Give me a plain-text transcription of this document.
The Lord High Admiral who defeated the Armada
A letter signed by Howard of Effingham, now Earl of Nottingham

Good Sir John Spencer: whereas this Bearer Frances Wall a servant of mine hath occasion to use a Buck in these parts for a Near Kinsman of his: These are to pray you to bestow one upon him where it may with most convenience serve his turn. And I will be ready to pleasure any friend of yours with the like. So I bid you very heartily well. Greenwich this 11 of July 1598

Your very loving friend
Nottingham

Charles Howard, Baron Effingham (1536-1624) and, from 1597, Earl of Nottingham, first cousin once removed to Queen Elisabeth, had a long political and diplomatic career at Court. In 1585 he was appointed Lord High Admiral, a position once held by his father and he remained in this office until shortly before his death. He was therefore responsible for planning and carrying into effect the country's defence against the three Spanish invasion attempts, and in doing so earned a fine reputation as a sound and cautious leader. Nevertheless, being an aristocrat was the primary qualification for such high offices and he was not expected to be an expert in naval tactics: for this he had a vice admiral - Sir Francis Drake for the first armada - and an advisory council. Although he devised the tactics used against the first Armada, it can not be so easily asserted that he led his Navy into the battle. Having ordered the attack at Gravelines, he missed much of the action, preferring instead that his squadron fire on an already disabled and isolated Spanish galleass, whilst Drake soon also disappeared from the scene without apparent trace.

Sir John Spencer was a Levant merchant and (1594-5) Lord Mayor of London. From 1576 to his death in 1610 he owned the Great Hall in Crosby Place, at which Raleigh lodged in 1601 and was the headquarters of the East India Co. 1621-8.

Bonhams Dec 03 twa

_ _ _ _ _

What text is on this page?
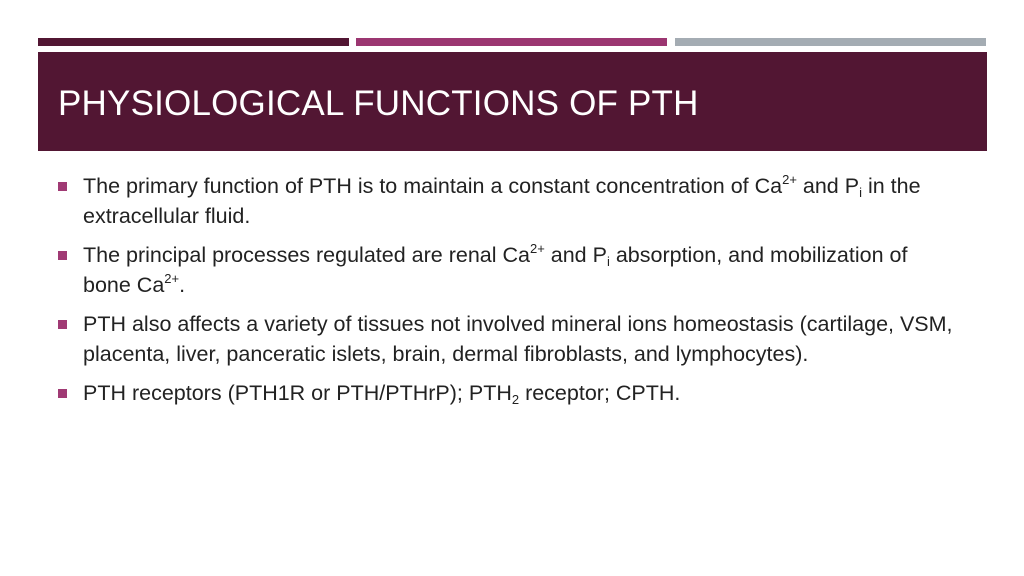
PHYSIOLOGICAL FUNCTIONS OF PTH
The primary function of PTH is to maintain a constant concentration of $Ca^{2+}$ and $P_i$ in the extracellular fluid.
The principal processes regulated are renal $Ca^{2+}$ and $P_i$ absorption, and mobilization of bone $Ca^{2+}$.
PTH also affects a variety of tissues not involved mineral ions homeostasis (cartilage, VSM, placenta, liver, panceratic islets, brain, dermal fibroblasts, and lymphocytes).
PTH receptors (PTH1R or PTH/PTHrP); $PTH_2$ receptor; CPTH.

_ _ _ _ _

## WHAT YOU NEED TO DO
Return every line above that contains the word "text".

## TASK RESPONSE
Give me a plain-text transcription of this document.
What text is on this page?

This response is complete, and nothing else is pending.